**Stated problem**
Would you pull out every line of the material that contains the string "Montant"?

___ Task inputs

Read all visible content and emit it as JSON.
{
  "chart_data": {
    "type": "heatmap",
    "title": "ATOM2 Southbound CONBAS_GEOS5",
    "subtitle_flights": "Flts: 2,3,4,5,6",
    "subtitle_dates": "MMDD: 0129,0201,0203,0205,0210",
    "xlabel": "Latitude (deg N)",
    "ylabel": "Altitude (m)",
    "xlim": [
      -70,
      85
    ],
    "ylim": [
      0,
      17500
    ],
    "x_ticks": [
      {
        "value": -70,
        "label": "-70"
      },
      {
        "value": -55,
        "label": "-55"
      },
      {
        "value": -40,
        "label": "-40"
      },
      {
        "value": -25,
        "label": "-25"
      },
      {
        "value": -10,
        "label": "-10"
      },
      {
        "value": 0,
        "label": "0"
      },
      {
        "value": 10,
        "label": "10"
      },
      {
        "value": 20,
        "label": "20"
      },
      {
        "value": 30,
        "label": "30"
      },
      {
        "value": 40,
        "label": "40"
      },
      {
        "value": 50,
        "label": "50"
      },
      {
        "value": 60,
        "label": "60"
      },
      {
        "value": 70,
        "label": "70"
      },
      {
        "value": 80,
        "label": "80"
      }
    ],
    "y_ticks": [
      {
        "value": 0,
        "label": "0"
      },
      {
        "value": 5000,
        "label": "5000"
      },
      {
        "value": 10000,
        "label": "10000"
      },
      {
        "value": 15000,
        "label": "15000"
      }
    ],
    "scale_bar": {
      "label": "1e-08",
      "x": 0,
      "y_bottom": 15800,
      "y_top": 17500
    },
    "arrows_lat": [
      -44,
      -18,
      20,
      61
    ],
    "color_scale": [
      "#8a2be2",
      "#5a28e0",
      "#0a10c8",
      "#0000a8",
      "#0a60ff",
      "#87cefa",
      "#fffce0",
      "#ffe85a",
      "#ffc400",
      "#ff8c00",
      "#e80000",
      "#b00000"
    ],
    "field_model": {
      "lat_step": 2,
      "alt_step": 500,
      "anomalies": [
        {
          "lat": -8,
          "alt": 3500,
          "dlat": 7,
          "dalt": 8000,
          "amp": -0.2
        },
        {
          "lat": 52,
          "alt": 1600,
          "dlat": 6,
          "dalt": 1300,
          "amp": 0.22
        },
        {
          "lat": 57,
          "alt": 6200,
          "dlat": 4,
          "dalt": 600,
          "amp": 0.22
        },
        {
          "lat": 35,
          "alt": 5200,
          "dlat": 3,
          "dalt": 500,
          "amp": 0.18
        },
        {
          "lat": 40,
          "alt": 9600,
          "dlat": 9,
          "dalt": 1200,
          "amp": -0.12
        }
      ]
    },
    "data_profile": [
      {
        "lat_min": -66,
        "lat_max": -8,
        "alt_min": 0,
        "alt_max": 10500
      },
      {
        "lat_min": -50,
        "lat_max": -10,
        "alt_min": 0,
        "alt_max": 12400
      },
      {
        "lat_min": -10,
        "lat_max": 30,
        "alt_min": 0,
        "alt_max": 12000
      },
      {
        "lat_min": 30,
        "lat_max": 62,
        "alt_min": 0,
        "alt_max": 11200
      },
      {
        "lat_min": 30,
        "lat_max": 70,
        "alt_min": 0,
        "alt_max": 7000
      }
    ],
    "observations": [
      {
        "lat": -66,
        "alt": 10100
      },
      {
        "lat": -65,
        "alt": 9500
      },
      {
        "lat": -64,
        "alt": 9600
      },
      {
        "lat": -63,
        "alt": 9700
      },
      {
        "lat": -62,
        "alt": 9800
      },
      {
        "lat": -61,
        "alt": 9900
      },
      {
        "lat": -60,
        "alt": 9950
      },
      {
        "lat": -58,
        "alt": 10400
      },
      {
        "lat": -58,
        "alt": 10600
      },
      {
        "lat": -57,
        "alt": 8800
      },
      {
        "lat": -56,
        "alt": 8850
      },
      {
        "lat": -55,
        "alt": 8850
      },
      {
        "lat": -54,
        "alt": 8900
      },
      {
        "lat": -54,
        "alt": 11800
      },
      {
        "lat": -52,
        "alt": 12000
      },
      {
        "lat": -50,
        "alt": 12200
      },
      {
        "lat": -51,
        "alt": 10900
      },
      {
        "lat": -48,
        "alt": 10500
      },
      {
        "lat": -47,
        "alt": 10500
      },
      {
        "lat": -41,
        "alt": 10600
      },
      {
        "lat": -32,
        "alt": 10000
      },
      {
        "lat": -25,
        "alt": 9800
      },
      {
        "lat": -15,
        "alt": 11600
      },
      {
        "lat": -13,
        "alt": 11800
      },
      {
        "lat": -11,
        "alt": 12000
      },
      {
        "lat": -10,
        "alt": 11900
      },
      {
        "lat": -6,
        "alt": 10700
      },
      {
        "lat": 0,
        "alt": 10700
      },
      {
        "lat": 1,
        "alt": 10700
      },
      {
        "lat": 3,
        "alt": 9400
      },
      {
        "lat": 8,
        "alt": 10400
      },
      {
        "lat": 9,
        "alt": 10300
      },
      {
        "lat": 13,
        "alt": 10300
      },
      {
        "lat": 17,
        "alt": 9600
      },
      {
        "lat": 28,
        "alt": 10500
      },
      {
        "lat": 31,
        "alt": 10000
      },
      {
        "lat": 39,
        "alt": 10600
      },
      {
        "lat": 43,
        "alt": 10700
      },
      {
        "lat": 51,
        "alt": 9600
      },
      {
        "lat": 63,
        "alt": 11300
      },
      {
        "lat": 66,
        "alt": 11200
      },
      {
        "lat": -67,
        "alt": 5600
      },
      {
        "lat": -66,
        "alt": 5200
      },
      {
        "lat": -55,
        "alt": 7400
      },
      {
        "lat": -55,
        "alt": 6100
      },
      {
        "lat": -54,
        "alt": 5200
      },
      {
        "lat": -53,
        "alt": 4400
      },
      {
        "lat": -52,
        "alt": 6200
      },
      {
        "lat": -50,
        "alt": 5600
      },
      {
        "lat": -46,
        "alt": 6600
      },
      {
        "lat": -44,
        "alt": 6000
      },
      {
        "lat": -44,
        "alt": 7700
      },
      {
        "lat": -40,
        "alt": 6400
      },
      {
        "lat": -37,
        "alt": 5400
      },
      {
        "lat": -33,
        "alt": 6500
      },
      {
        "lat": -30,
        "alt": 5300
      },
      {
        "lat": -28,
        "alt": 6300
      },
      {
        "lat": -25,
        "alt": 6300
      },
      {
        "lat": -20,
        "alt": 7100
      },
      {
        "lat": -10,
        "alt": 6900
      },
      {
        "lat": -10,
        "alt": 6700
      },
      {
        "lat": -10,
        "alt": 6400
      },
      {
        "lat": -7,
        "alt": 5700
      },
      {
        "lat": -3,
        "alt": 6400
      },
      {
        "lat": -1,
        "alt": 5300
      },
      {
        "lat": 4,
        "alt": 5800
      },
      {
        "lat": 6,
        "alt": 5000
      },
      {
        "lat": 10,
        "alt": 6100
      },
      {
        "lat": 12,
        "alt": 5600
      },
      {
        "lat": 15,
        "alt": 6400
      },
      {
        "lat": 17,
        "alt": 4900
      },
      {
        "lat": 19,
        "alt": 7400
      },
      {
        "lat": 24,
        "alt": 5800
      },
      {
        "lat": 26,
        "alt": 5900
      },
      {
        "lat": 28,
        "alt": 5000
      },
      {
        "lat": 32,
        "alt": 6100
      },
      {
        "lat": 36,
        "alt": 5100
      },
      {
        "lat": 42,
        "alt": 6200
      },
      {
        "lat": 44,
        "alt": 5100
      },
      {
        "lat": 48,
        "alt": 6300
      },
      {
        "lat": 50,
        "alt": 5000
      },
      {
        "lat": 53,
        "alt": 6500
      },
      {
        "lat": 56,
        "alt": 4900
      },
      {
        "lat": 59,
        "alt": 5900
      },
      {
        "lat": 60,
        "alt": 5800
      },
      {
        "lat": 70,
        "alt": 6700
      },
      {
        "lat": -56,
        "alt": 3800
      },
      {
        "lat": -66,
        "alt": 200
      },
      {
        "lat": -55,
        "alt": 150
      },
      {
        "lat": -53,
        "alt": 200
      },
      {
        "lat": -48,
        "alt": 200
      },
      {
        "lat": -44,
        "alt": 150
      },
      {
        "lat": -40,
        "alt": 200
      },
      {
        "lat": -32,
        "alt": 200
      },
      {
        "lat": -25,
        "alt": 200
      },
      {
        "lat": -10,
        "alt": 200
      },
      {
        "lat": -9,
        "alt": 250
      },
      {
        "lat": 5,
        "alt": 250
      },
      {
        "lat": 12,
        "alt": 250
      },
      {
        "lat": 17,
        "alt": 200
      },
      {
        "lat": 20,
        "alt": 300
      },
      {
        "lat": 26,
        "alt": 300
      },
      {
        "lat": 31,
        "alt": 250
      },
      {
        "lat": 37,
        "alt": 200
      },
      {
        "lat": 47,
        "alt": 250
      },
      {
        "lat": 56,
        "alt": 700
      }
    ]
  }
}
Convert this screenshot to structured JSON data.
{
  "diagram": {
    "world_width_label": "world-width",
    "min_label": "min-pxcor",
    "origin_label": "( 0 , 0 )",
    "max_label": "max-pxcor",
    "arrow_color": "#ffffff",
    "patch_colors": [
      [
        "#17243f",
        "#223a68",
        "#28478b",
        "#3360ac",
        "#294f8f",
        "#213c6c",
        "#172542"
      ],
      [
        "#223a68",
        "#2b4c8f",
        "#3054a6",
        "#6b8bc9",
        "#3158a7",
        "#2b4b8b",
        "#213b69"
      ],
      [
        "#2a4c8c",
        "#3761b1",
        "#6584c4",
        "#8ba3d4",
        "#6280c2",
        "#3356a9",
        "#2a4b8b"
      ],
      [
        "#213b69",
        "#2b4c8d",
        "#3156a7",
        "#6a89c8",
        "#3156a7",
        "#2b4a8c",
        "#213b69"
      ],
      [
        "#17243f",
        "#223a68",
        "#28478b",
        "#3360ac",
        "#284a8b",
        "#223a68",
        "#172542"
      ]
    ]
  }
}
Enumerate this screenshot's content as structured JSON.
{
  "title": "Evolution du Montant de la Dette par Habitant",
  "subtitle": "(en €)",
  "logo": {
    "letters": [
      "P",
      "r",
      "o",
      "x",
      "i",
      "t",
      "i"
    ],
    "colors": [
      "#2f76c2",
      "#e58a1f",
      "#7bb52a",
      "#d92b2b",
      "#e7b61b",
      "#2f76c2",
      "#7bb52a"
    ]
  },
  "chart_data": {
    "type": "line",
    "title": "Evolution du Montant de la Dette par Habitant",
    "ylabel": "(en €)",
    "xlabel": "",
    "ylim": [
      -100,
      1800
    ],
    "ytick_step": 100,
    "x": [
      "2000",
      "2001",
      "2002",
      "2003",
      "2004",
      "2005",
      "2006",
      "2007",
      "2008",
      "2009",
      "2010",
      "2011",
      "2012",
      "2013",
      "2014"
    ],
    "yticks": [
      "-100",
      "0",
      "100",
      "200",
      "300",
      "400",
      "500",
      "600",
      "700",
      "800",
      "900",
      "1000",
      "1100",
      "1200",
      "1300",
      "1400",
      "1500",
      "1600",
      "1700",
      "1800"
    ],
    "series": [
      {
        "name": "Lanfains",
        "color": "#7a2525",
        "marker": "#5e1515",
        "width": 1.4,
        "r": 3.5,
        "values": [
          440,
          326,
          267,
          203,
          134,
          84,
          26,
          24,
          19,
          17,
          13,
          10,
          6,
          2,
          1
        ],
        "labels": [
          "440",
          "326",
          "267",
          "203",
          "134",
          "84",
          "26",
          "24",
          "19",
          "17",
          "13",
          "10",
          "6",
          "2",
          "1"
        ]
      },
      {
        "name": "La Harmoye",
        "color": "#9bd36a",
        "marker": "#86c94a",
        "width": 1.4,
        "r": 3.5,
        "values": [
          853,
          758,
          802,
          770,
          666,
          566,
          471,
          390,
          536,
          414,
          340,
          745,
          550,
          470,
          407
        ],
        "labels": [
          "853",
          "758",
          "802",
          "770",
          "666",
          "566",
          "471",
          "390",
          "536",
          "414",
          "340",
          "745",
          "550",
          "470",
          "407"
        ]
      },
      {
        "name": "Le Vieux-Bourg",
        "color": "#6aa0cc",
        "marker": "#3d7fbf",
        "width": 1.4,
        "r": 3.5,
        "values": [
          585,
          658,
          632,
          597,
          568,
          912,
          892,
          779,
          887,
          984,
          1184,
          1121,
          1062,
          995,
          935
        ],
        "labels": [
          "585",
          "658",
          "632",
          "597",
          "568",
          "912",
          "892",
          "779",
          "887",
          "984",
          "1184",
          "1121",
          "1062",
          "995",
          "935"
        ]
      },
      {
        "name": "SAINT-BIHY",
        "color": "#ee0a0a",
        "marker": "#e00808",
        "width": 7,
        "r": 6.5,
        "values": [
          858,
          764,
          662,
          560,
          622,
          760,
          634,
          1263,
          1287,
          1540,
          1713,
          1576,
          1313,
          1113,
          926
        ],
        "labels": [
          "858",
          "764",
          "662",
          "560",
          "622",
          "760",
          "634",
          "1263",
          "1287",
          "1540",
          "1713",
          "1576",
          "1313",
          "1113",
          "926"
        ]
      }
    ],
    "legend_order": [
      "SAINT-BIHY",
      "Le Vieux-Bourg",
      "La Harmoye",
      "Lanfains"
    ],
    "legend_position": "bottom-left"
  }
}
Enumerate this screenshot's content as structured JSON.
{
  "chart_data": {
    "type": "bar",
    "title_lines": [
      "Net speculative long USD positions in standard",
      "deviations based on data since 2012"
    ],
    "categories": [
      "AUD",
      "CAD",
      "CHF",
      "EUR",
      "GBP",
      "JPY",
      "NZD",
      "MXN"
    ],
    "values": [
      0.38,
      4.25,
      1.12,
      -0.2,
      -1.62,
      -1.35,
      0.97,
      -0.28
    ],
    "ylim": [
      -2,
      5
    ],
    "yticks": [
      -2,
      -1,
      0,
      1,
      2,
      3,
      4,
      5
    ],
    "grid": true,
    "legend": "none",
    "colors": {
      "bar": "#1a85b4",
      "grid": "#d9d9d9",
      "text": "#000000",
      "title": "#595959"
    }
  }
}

______

**Result for this exercise**
  "title": "Evolution du Montant de la Dette par Habitant",
    "title": "Evolution du Montant de la Dette par Habitant",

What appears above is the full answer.